• Task to complete:
Sort through the entries below and pull out lines containing the word "Above".

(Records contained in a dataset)
## begin

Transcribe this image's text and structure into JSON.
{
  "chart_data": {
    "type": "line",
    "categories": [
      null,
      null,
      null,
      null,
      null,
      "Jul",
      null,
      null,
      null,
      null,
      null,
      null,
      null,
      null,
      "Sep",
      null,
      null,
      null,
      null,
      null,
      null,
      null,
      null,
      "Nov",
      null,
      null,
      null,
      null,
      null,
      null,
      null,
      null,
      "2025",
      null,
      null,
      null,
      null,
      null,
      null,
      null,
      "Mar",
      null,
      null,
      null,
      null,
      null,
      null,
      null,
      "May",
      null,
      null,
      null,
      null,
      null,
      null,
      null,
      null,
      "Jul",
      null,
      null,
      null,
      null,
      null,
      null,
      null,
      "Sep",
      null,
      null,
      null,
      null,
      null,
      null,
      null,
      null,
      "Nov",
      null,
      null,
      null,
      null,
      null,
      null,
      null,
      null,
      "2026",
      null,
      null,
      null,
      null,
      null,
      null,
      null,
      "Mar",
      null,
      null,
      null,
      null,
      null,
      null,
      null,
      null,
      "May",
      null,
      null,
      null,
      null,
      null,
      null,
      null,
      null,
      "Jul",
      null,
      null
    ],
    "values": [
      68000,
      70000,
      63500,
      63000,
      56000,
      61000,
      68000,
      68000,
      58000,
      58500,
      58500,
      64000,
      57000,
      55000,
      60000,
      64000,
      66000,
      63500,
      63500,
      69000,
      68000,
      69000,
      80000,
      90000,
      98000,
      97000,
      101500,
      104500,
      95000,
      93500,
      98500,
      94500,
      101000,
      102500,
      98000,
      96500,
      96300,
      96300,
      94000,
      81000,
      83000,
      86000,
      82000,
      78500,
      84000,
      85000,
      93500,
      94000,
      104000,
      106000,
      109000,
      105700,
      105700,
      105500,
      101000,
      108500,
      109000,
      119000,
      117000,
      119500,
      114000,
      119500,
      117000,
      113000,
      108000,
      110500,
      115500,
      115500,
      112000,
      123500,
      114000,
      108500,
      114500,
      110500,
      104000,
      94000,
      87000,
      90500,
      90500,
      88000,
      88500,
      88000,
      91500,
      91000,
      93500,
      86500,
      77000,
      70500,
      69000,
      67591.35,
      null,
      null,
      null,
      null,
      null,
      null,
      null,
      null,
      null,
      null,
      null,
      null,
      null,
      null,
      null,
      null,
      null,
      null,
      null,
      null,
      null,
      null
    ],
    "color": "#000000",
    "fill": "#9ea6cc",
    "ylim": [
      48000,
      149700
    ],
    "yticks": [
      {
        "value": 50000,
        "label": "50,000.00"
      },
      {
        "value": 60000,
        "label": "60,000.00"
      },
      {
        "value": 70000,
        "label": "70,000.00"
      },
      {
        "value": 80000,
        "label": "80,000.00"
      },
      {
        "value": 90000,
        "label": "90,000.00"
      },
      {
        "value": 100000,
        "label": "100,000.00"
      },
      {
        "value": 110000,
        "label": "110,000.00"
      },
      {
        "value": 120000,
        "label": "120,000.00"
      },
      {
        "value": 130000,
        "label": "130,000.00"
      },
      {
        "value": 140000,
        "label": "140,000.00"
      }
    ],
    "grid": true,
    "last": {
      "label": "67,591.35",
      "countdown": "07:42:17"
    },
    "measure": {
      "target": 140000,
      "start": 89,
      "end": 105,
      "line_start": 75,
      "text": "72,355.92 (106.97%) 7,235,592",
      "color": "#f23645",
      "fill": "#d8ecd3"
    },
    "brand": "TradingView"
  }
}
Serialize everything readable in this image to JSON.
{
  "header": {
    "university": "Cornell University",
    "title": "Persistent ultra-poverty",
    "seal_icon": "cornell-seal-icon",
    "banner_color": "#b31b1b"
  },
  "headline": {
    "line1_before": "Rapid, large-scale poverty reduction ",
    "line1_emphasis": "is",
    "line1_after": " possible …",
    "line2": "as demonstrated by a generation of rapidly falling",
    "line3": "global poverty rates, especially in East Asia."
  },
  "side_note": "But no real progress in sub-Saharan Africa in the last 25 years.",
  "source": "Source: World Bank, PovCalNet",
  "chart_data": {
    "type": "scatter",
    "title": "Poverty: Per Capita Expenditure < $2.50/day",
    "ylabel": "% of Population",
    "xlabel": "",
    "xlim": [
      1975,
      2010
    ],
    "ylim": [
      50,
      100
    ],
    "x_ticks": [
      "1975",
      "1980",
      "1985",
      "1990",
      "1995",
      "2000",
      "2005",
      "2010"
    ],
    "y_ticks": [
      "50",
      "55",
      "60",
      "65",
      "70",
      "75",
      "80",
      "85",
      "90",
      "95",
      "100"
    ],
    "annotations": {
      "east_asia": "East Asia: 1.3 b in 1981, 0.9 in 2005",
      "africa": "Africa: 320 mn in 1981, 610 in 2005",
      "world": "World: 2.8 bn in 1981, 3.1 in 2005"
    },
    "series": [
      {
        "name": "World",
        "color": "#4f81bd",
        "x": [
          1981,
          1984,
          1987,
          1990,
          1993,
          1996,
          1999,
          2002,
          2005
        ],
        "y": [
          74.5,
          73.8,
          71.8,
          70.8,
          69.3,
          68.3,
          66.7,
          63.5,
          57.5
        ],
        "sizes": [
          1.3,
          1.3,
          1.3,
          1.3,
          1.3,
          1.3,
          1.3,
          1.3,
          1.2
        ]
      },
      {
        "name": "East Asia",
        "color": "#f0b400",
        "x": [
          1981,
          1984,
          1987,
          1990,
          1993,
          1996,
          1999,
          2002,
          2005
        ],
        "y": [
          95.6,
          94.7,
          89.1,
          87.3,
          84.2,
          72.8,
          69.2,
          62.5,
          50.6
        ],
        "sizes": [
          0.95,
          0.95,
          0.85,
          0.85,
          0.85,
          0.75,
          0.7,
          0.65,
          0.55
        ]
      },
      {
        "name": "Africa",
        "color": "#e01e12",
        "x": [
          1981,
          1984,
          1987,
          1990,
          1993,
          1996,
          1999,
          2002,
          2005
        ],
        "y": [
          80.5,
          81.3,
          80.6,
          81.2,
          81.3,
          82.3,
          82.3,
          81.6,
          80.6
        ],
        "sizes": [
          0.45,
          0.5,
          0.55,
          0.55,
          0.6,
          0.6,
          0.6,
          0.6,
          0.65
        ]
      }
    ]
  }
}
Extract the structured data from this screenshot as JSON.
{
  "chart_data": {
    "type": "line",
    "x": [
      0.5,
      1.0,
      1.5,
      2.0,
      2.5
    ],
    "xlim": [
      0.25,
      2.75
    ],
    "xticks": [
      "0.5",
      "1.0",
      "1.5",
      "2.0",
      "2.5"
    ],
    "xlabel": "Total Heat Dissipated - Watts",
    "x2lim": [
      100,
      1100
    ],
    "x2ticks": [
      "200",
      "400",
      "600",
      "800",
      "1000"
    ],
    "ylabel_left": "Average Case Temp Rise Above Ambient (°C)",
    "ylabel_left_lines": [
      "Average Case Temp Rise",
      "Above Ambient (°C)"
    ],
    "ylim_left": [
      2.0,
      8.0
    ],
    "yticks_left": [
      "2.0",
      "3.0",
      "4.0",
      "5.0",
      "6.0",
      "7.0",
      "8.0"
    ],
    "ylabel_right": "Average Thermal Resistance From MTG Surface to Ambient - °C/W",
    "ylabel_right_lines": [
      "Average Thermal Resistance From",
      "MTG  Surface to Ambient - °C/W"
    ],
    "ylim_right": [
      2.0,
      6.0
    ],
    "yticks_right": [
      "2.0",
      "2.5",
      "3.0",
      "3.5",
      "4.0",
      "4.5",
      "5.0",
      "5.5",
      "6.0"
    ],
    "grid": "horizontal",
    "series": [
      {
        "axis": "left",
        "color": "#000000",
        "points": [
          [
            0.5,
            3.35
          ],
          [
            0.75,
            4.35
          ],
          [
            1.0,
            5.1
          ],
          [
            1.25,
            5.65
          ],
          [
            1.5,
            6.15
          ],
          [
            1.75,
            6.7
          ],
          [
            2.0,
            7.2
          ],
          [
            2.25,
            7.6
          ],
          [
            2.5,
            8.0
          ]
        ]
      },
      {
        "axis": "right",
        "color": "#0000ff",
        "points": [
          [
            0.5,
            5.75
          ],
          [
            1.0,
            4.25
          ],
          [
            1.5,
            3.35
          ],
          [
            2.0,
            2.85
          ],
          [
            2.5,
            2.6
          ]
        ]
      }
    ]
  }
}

## end

• Answer to this problem:
    "ylabel_left": "Average Case Temp Rise Above Ambient (°C)",
      "Above Ambient (°C)"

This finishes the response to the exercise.